| SET PROBLEM |
Return every line of the data below that includes the string "scheme".

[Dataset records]
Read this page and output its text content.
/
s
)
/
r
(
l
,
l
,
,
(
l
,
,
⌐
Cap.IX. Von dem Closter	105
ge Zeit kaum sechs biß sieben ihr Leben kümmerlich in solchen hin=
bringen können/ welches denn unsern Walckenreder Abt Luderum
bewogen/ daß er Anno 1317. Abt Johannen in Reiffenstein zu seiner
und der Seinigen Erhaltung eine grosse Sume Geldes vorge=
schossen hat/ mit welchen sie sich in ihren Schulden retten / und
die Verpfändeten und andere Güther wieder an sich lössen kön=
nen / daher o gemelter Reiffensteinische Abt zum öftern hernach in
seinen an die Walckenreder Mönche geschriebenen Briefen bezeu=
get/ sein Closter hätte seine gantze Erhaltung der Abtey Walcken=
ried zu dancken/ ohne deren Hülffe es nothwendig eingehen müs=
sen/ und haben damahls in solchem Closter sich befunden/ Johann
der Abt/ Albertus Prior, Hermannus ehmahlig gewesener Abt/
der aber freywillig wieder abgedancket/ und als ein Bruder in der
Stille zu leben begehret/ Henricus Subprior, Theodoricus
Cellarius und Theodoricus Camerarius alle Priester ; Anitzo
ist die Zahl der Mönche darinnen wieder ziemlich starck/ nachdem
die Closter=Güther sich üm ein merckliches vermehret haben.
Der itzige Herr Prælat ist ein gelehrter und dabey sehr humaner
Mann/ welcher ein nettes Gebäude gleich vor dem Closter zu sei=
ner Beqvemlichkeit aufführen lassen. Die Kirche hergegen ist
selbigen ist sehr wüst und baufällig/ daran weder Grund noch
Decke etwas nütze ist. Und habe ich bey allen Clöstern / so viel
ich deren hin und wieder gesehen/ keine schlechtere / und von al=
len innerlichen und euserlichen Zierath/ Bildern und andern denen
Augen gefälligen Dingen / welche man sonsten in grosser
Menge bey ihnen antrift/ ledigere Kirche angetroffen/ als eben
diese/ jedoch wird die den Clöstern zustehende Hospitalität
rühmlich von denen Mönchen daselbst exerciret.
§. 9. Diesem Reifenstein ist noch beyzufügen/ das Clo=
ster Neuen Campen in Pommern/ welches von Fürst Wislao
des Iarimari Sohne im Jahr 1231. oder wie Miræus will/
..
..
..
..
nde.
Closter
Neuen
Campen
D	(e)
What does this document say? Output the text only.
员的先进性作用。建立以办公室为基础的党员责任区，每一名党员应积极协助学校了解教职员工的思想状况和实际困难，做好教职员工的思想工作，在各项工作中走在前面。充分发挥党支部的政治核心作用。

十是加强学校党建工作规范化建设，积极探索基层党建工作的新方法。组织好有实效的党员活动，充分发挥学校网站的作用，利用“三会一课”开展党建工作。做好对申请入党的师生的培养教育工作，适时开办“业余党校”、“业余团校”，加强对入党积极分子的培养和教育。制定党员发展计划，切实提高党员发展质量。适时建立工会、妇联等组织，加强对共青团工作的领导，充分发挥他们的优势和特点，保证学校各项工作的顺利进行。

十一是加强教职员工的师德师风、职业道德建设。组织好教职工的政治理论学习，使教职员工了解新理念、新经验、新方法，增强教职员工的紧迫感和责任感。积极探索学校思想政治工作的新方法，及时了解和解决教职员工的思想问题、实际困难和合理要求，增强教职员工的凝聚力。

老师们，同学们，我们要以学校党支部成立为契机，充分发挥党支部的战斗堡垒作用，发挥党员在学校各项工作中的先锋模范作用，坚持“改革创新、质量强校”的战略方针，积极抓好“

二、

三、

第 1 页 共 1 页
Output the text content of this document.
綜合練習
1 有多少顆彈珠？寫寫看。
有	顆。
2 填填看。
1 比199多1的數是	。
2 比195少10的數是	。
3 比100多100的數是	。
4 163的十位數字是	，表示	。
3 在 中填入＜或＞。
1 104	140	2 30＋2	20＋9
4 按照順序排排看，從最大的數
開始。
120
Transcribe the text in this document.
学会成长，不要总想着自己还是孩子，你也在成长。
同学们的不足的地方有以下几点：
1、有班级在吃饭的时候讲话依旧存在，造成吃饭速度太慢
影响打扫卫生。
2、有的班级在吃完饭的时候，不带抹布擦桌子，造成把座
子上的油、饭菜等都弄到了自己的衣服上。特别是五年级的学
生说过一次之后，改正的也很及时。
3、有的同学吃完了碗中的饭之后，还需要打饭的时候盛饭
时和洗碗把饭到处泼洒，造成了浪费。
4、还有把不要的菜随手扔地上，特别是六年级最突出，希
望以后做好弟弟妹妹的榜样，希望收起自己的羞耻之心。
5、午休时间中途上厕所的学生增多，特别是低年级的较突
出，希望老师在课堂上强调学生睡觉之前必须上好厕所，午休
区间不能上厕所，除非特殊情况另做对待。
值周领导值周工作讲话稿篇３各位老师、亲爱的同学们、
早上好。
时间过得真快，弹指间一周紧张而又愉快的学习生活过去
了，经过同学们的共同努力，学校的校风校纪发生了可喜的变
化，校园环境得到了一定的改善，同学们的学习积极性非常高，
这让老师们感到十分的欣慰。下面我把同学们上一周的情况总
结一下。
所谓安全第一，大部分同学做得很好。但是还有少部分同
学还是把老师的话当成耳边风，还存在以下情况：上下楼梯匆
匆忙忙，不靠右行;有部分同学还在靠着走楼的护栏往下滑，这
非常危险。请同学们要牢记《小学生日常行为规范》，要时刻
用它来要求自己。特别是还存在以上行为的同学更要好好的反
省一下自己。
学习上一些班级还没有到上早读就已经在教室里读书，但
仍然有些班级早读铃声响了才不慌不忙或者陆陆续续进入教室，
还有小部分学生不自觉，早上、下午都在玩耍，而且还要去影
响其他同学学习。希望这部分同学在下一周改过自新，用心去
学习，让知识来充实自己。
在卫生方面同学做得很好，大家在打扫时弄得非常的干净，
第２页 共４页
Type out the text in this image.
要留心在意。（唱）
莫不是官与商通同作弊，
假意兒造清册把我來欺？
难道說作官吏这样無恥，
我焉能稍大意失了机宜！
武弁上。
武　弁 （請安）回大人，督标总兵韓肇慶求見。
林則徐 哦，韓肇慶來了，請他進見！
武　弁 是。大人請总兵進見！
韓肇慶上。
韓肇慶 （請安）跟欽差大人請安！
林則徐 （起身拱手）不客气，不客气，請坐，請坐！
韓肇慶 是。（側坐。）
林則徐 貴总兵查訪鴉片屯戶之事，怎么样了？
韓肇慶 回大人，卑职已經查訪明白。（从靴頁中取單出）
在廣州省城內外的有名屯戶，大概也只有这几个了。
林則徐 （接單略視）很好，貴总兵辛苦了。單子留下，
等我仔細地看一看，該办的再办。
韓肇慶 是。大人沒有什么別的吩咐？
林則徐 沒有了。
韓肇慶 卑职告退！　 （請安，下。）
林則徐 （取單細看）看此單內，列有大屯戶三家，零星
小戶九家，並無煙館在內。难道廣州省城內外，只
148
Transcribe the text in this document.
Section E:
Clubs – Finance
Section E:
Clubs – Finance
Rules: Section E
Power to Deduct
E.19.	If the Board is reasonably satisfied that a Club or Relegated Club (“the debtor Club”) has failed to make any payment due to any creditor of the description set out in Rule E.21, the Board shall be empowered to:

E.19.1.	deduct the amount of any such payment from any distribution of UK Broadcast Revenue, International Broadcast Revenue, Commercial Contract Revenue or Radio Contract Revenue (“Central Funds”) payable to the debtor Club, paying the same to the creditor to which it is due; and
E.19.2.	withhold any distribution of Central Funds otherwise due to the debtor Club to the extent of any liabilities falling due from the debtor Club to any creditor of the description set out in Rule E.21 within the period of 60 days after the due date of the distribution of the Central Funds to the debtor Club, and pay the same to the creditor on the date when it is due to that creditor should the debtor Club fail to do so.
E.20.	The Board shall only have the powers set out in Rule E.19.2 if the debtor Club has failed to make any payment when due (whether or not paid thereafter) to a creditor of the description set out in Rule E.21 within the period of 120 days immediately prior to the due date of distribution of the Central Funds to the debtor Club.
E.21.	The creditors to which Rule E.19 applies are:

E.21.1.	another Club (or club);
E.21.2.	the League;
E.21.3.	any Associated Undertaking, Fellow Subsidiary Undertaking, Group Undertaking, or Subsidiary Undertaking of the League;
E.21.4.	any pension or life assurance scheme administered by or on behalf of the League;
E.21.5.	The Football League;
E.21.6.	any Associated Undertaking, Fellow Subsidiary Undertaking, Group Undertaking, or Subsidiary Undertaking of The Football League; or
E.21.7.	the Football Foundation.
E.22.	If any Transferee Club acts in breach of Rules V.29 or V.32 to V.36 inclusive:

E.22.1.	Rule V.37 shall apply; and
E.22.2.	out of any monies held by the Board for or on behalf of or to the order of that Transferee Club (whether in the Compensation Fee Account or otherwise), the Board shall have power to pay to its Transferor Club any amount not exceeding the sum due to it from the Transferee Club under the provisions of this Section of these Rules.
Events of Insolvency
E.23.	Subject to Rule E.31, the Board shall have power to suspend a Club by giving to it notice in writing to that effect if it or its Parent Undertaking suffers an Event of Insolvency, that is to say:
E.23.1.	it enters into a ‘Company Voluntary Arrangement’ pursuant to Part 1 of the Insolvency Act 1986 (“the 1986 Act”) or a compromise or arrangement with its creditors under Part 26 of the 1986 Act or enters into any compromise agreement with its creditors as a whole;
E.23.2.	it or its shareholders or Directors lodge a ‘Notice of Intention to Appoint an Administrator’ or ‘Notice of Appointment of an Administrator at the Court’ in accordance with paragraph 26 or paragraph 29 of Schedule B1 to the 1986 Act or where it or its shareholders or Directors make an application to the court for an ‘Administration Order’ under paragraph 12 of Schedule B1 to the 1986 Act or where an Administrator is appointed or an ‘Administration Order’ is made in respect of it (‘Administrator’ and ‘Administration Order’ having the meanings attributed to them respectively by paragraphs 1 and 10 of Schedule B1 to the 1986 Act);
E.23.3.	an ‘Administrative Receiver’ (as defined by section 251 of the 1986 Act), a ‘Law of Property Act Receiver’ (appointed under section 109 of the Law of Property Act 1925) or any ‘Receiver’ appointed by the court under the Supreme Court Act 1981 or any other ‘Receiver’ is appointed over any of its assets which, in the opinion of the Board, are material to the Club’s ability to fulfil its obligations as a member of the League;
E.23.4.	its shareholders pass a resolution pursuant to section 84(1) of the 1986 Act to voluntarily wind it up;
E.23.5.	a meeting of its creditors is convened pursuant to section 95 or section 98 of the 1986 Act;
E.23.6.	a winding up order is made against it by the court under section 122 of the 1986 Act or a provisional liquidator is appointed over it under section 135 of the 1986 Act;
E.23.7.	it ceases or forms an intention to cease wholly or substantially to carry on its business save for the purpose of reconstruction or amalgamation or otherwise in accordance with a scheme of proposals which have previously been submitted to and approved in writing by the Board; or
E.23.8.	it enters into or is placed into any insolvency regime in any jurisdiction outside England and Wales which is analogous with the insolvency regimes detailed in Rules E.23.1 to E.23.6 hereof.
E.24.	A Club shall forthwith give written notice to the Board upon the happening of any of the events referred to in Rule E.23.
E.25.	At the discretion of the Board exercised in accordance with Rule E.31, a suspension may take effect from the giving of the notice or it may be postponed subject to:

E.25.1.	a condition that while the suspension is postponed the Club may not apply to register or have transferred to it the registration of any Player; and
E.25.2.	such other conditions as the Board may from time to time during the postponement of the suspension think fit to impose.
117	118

| TASK SOLUTION |
E.21.4.	any pension or life assurance scheme administered by or on behalf of the League;
E.23.7.	it ceases or forms an intention to cease wholly or substantially to carry on its business save for the purpose of reconstruction or amalgamation or otherwise in accordance with a scheme of proposals which have previously been submitted to and approved in writing by the Board; or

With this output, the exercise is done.